*Textauszug*:

****************************************

Perry Rhodan – The Adventure REVIEW
Perry Rhodan hält den Rekord für die langlebigste und umfangreichste Science-Fiction-Franchise der Welt. Und das, obwohl sie in erster Linie in Form einer andauernden Groschenheft-Serie besteht, welche selbst nach über 50 Jahren immer noch fortgeführt wird (das erste Heft erschien am 08.09.1961). Daneben gibt bzw. gab es noch Spin-offs in Form von weiteren Heftserien (z.B. Atlan oder Perry Rhodan Action) und Büchern (z.B. Space-Thriller), sowie ein Reboot namens Perry Rhodan Neo.
Mein erster Berührungspunkt mit Perry Rhodan, war das Ende Oktober 2008 veröffentlichte PC-Spiel Perry Rhodan – The Adventure. Hierbei handelt es sich jedoch keinesfalls um das erste Computerspiel rund um den US-Amerikanischen Astronauten, welcher als erster Mensch der Erde Kontakt mit Außerirdischen aufnahm und somit einen Strudel von Ereignissen in Gang setzte, welche ihm sogar seine „relative Unsterblickeit“ einbrachten. Bereits Ende der 90er gab es PC-Spiele zum Thema, wie die beiden obskuren Thoregon-Adventures, oder das Aufbaustrategie-Spiel Operation Eastside. Und auch nach dem 2008er Point & Click-Adventure, welches ich euch in diesem Test näher vorstellen werde, wurden weitere Games produziert, wie z.B. das Tower Defense-Spiel „Kampf um Terra“ (für Mobile-Gerätschaften).

****************************************

*Aufgabe A*:
Welche Computerspiele nennt der Text über Perry Rhodan mit Namen? Zähl alle auf.

*Einträge*:
****************************************

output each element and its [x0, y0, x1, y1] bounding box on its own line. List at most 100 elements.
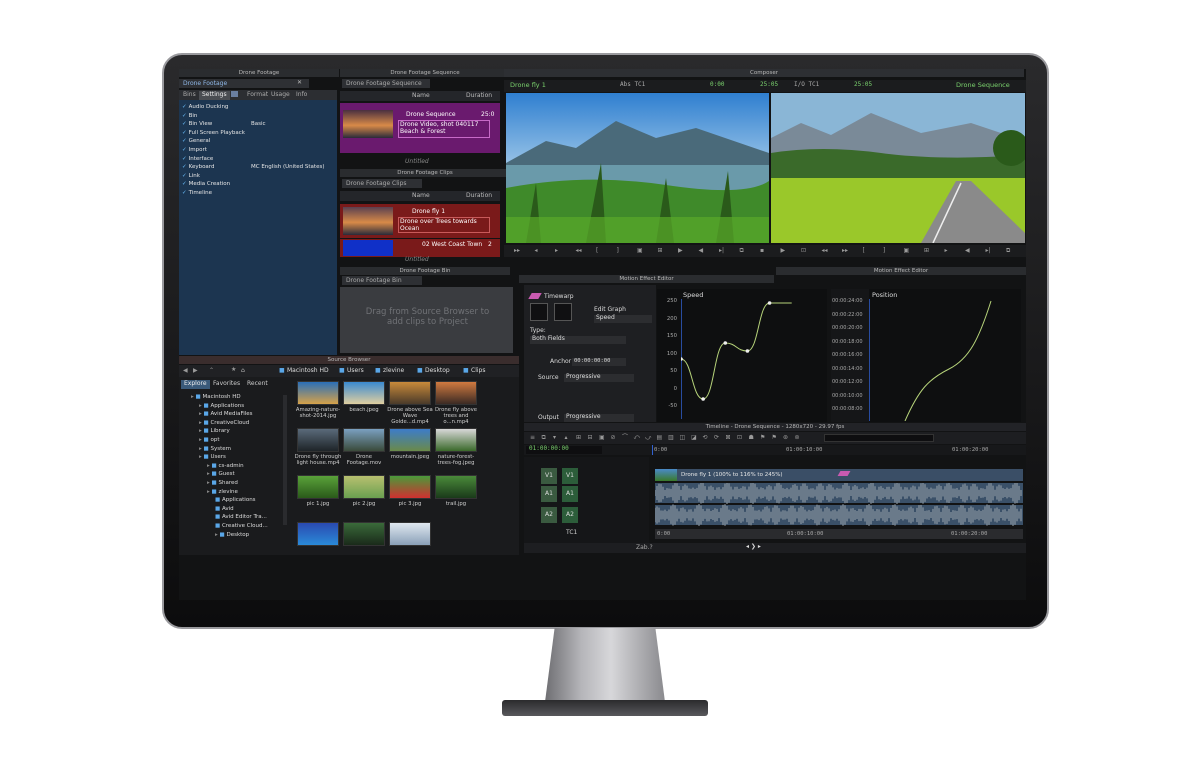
- close-icon[interactable]: ✕: [297, 79, 302, 87]
- tree-item[interactable]: ▸ ■ Applications: [199, 403, 244, 409]
- settings-row[interactable]: ✓ Audio Ducking: [182, 104, 228, 110]
- transport-control-icon[interactable]: ⧉: [740, 247, 744, 255]
- file-thumbnail[interactable]: [297, 475, 339, 499]
- settings-row[interactable]: ✓ Bin View: [182, 121, 212, 127]
- star-icon[interactable]: ★: [231, 366, 236, 374]
- settings-row[interactable]: ✓ Bin: [182, 113, 197, 119]
- timeline-tool-icon[interactable]: ⤻: [645, 434, 651, 442]
- path-segment-2[interactable]: Users: [347, 367, 364, 375]
- track-a2[interactable]: A2: [562, 507, 578, 523]
- disclosure-triangle-icon[interactable]: ▸: [207, 480, 210, 486]
- timeline-tool-icon[interactable]: ⌒: [622, 434, 628, 442]
- tab-drone-footage[interactable]: Drone Footage: [179, 79, 309, 88]
- timeline-tool-icon[interactable]: ⊡: [737, 434, 742, 442]
- clip-row-1[interactable]: Drone fly 1 Drone over Trees towards Oce…: [340, 204, 500, 238]
- track-source-a1[interactable]: A1: [541, 486, 557, 502]
- tree-item[interactable]: ▸ ■ Shared: [207, 480, 238, 486]
- back-icon[interactable]: ◀: [183, 367, 188, 375]
- motion-preset-thumb-2[interactable]: [554, 303, 572, 321]
- source-monitor[interactable]: [506, 93, 769, 243]
- column-name[interactable]: Name: [412, 92, 430, 100]
- transport-control-icon[interactable]: ⊞: [924, 247, 929, 255]
- transport-control-icon[interactable]: ◂: [535, 247, 538, 255]
- disclosure-triangle-icon[interactable]: ▸: [199, 454, 202, 460]
- video-clip[interactable]: Drone fly 1 (100% to 116% to 245%): [655, 469, 1023, 481]
- transport-control-icon[interactable]: ]: [883, 247, 885, 255]
- timeline-tool-icon[interactable]: ⊞: [576, 434, 581, 442]
- timewarp-effect-icon[interactable]: [837, 471, 851, 476]
- tree-item[interactable]: ▸ ■ Macintosh HD: [191, 394, 241, 400]
- timeline-tool-icon[interactable]: ⚑: [760, 434, 765, 442]
- tree-item[interactable]: ▸ ■ Users: [199, 454, 226, 460]
- tree-item[interactable]: ▸ ■ Guest: [207, 471, 235, 477]
- tree-item[interactable]: ▸ ■ zlevine: [207, 489, 238, 495]
- clip-row-2[interactable]: 02 West Coast Town 2: [340, 239, 500, 257]
- disclosure-triangle-icon[interactable]: ▸: [199, 428, 202, 434]
- up-icon[interactable]: ⌃: [209, 367, 214, 375]
- tree-item[interactable]: ■ Avid Editor Tra...: [215, 514, 267, 520]
- transport-control-icon[interactable]: ▣: [904, 247, 910, 255]
- forward-icon[interactable]: ▶: [193, 367, 198, 375]
- timeline-search-field[interactable]: [824, 434, 934, 442]
- file-thumbnail[interactable]: [435, 428, 477, 452]
- position-graph-panel[interactable]: Position: [869, 289, 1021, 422]
- transport-control-icon[interactable]: ▶: [781, 247, 786, 255]
- speed-curve-plot[interactable]: [681, 299, 805, 419]
- timeline-tool-icon[interactable]: ▥: [668, 434, 674, 442]
- transport-control-icon[interactable]: ▸: [945, 247, 948, 255]
- file-thumbnail[interactable]: [389, 522, 431, 546]
- file-thumbnail[interactable]: [435, 381, 477, 405]
- column-duration[interactable]: Duration: [466, 92, 492, 100]
- settings-row[interactable]: ✓ Timeline: [182, 190, 212, 196]
- file-thumbnail[interactable]: [343, 428, 385, 452]
- transport-control-icon[interactable]: ▸▸: [514, 247, 520, 255]
- path-segment-3[interactable]: zlevine: [383, 367, 404, 375]
- audio-waveforms[interactable]: [655, 483, 1023, 527]
- transport-control-icon[interactable]: ◀: [699, 247, 704, 255]
- path-segment-1[interactable]: Macintosh HD: [287, 367, 329, 375]
- tab-drone-footage-bin[interactable]: Drone Footage Bin: [342, 276, 422, 285]
- settings-row[interactable]: ✓ Keyboard: [182, 164, 214, 170]
- timeline-tool-icon[interactable]: ◫: [680, 434, 686, 442]
- home-icon[interactable]: ⌂: [241, 367, 245, 375]
- subtab-info[interactable]: Info: [296, 91, 307, 99]
- disclosure-triangle-icon[interactable]: ▸: [199, 403, 202, 409]
- tree-item[interactable]: ▸ ■ Avid MediaFiles: [199, 411, 253, 417]
- timeline-tool-icon[interactable]: ▴: [565, 434, 568, 442]
- timeline-tool-icon[interactable]: ⊠: [726, 434, 731, 442]
- transport-control-icon[interactable]: ▸: [555, 247, 558, 255]
- settings-row[interactable]: ✓ Interface: [182, 156, 213, 162]
- track-tc1[interactable]: TC1: [566, 529, 577, 537]
- tab-drone-footage-clips[interactable]: Drone Footage Clips: [342, 179, 422, 188]
- timeline-timecode[interactable]: 01:00:00:00: [526, 445, 602, 454]
- transport-control-icon[interactable]: ▪: [760, 247, 764, 255]
- track-source-v1[interactable]: V1: [541, 468, 557, 484]
- motion-preset-thumb-1[interactable]: [530, 303, 548, 321]
- output-select[interactable]: Progressive: [564, 413, 634, 422]
- column-duration[interactable]: Duration: [466, 192, 492, 200]
- source-clip-name[interactable]: Drone fly 1: [510, 81, 546, 89]
- tree-item[interactable]: ▸ ■ Desktop: [215, 532, 249, 538]
- timeline-tool-icon[interactable]: ≡: [530, 434, 535, 442]
- footage-bin-drop-area[interactable]: Drag from Source Browser to add clips to…: [340, 287, 513, 353]
- file-thumbnail[interactable]: [343, 475, 385, 499]
- tree-item[interactable]: ▸ ■ CreativeCloud: [199, 420, 249, 426]
- transport-control-icon[interactable]: ⊞: [658, 247, 663, 255]
- disclosure-triangle-icon[interactable]: ▸: [207, 471, 210, 477]
- file-thumbnail[interactable]: [389, 381, 431, 405]
- disclosure-triangle-icon[interactable]: ▸: [199, 446, 202, 452]
- sequence-row[interactable]: Drone Sequence 25:0 Drone Video, shot 04…: [340, 103, 500, 153]
- transport-control-icon[interactable]: ▸|: [719, 247, 724, 255]
- settings-row[interactable]: ✓ Link: [182, 173, 200, 179]
- transport-control-icon[interactable]: ▸▸: [842, 247, 848, 255]
- tree-scrollbar[interactable]: [283, 395, 287, 525]
- subtab-usage[interactable]: Usage: [271, 91, 290, 99]
- tree-item[interactable]: ▸ ■ opt: [199, 437, 219, 443]
- disclosure-triangle-icon[interactable]: ▸: [215, 532, 218, 538]
- timeline-tool-icon[interactable]: ⊘: [611, 434, 616, 442]
- file-thumbnail[interactable]: [343, 381, 385, 405]
- timeline-tool-icon[interactable]: ◪: [691, 434, 697, 442]
- transport-control-icon[interactable]: ▶: [678, 247, 683, 255]
- timeline-tool-icon[interactable]: ⟲: [703, 434, 708, 442]
- tree-item[interactable]: ▸ ■ Library: [199, 428, 230, 434]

****************************************

*Aufgabe B*:
Schreib aus den Datensätzen die Zeilen ab, angefangen bei der Zeile mit „- close-icon[interactable]: ✕: [297, 79, 302, 87]“ bis einschließlich der Zeile mit „- star-icon[interactable]: ★: [231, 366, 236, 374]“.

*Lösung A*:
- Perry Rhodan – The Adventure
- die beiden Thoregon-Adventures
- Operation Eastside
- Kampf um Terra

*Lösung B*:
- close-icon[interactable]: ✕: [297, 79, 302, 87]
- tree-item[interactable]: ▸ ■ Applications: [199, 403, 244, 409]
- settings-row[interactable]: ✓ Audio Ducking: [182, 104, 228, 110]
- transport-control-icon[interactable]: ⧉: [740, 247, 744, 255]
- file-thumbnail[interactable]: [297, 475, 339, 499]
- settings-row[interactable]: ✓ Bin View: [182, 121, 212, 127]
- star-icon[interactable]: ★: [231, 366, 236, 374]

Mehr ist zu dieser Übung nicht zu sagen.